*** Opening of Input data ***

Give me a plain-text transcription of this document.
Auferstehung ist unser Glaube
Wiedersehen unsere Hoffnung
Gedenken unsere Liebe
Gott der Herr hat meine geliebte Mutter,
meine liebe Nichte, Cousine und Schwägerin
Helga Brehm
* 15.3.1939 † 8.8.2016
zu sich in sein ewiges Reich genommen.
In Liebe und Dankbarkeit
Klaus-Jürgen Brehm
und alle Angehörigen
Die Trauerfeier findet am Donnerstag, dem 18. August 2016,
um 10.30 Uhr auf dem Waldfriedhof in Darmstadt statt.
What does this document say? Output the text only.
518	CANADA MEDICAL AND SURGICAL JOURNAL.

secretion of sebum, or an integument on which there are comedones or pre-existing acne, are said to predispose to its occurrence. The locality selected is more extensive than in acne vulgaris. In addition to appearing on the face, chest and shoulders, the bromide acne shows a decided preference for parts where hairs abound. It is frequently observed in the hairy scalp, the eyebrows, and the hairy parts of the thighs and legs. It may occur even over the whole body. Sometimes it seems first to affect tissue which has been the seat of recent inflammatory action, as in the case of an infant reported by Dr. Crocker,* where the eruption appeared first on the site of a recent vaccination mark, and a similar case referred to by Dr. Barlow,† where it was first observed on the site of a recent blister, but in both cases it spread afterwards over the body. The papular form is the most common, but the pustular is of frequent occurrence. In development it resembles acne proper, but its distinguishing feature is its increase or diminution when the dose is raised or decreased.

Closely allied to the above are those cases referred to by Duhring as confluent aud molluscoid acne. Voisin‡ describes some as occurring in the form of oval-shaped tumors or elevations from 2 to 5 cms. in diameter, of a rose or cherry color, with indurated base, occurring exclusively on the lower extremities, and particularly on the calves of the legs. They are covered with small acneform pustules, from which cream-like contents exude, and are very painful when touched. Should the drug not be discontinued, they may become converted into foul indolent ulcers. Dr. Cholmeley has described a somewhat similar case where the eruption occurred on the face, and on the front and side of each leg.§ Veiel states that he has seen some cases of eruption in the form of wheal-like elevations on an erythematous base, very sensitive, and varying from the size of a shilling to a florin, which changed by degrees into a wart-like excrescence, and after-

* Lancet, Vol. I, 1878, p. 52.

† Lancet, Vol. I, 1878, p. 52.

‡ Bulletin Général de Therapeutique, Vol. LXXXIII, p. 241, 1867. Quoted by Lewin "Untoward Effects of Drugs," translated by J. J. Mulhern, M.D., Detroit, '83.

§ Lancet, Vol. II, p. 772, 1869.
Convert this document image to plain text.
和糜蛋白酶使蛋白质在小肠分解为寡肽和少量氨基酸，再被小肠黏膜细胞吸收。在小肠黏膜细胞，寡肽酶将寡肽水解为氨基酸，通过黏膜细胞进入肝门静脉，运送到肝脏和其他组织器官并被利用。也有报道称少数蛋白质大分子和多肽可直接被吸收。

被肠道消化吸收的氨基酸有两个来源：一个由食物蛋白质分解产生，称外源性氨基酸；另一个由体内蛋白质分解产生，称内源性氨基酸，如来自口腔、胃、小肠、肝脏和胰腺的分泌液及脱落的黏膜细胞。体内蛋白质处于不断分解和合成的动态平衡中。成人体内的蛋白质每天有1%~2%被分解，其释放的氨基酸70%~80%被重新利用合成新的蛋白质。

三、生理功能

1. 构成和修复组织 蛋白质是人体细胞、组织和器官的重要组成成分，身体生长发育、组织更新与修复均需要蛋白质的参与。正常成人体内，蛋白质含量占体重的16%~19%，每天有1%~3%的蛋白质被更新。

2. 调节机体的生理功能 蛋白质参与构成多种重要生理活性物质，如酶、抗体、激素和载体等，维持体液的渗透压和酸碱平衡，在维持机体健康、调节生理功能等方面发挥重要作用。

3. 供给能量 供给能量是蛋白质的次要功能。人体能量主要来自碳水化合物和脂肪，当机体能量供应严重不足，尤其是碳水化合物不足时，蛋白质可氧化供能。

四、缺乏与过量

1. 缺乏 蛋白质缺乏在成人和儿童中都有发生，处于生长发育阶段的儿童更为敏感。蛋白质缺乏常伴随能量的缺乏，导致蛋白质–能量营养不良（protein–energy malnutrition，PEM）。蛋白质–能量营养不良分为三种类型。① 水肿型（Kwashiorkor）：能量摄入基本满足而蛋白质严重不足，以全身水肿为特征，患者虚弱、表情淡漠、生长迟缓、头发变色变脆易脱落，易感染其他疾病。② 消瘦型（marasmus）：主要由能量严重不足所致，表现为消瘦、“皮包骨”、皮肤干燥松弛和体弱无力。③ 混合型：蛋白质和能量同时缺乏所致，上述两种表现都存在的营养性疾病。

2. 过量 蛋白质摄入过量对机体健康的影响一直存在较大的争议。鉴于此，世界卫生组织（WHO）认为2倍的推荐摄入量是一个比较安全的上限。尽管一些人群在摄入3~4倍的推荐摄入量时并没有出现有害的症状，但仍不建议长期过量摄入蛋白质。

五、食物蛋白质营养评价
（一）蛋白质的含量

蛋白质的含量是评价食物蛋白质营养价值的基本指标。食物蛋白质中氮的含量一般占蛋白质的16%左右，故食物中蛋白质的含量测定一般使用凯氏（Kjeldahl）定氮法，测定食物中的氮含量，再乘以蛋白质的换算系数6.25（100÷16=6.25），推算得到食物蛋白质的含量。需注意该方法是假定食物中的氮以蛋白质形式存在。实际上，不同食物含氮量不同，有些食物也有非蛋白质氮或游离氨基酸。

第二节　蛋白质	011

*** Close of Input data ***

● Exercise
Throughout the data above, copy all lines where the word "unsere" is found.

● Exercise solution
Wiedersehen unsere Hoffnung
Gedenken unsere Liebe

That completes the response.